Below are records to transcribe exactly, without their pictures.

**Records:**

+ + +

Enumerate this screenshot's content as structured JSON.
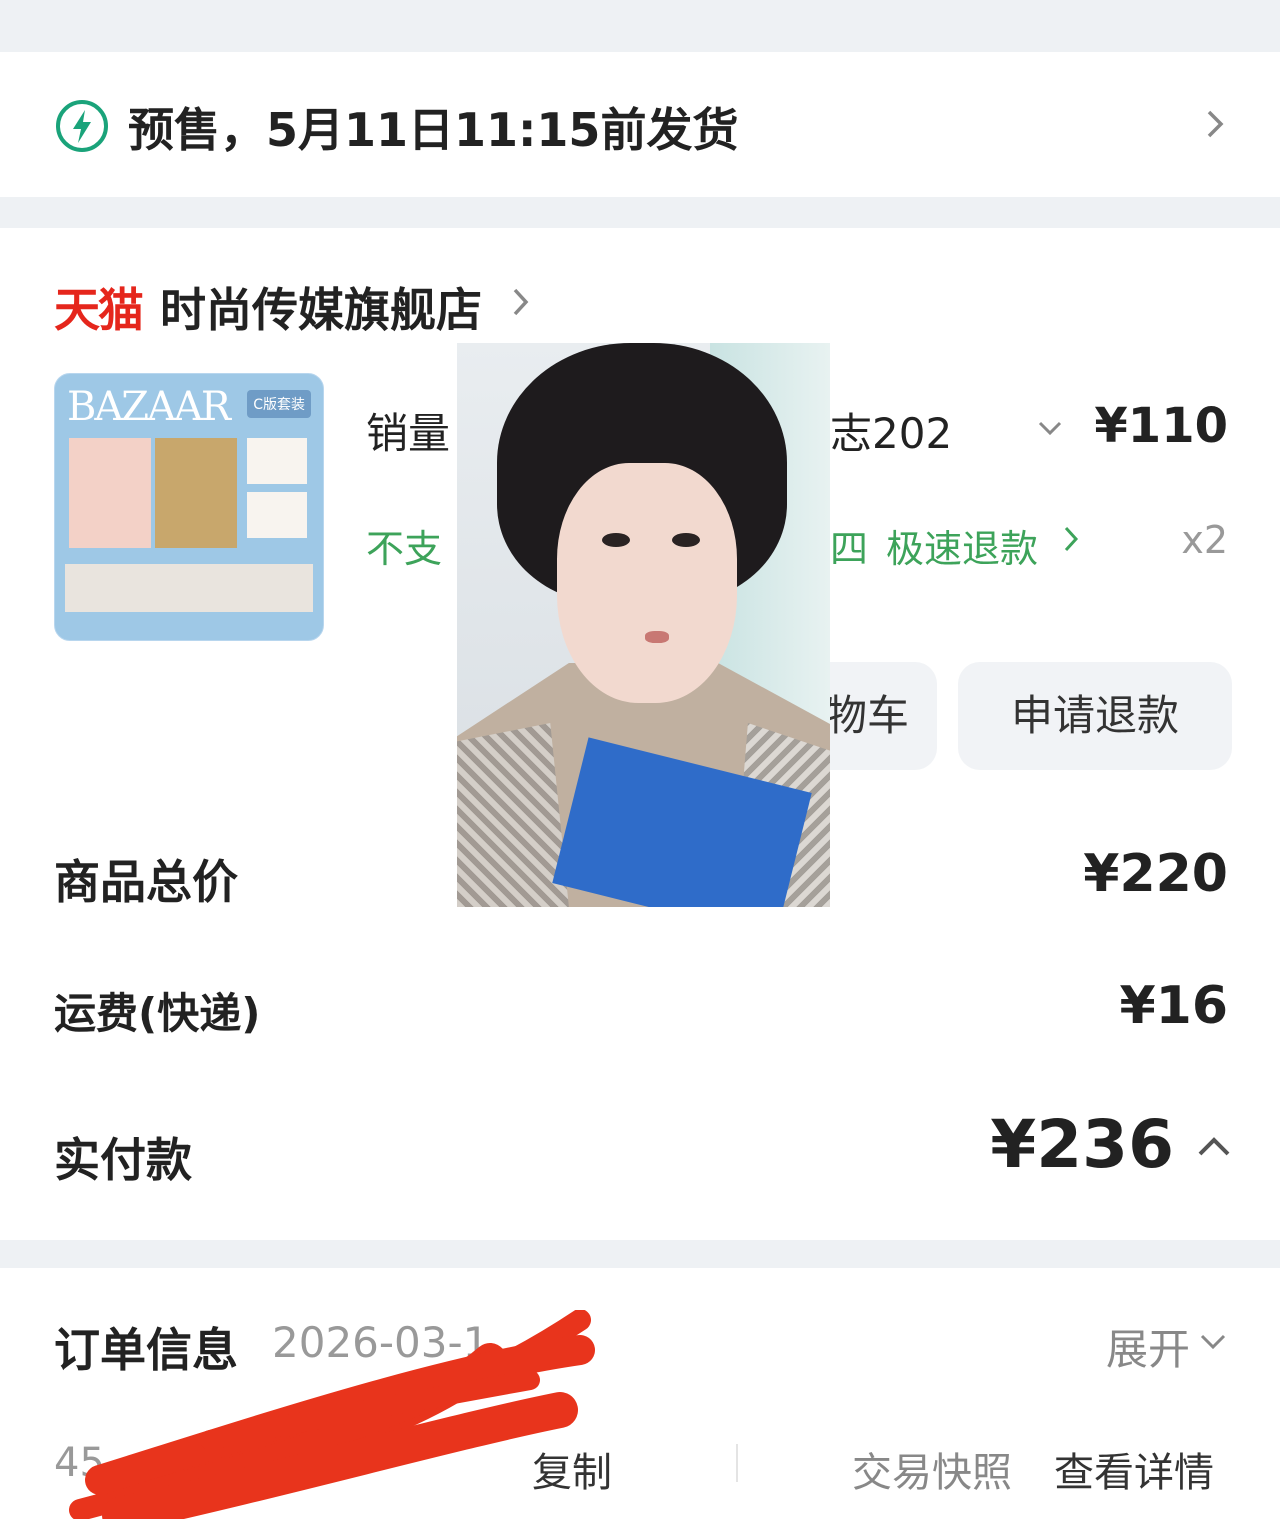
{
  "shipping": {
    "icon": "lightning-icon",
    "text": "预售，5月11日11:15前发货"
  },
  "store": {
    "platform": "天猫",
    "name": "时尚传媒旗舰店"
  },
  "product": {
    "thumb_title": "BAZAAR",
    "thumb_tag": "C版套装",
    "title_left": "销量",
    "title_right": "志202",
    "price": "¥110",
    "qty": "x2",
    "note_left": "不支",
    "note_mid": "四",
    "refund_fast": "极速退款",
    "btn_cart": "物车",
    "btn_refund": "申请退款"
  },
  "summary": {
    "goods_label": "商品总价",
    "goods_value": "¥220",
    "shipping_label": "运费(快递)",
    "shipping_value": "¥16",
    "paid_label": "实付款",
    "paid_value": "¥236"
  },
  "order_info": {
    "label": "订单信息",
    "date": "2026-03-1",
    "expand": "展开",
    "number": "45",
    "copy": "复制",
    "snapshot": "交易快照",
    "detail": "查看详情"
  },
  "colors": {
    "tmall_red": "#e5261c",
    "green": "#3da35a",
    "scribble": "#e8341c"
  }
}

+ + +

**The solution:**
Enumerate this screenshot's content as structured JSON.
{
  "shipping": {
    "icon": "lightning-icon",
    "text": "预售，5月11日11:15前发货"
  },
  "store": {
    "platform": "天猫",
    "name": "时尚传媒旗舰店"
  },
  "product": {
    "thumb_title": "BAZAAR",
    "thumb_tag": "C版套装",
    "title_left": "销量",
    "title_right": "志202",
    "price": "¥110",
    "qty": "x2",
    "note_left": "不支",
    "note_mid": "四",
    "refund_fast": "极速退款",
    "btn_cart": "物车",
    "btn_refund": "申请退款"
  },
  "summary": {
    "goods_label": "商品总价",
    "goods_value": "¥220",
    "shipping_label": "运费(快递)",
    "shipping_value": "¥16",
    "paid_label": "实付款",
    "paid_value": "¥236"
  },
  "order_info": {
    "label": "订单信息",
    "date": "2026-03-1",
    "expand": "展开",
    "number": "45",
    "copy": "复制",
    "snapshot": "交易快照",
    "detail": "查看详情"
  },
  "colors": {
    "tmall_red": "#e5261c",
    "green": "#3da35a",
    "scribble": "#e8341c"
  }
}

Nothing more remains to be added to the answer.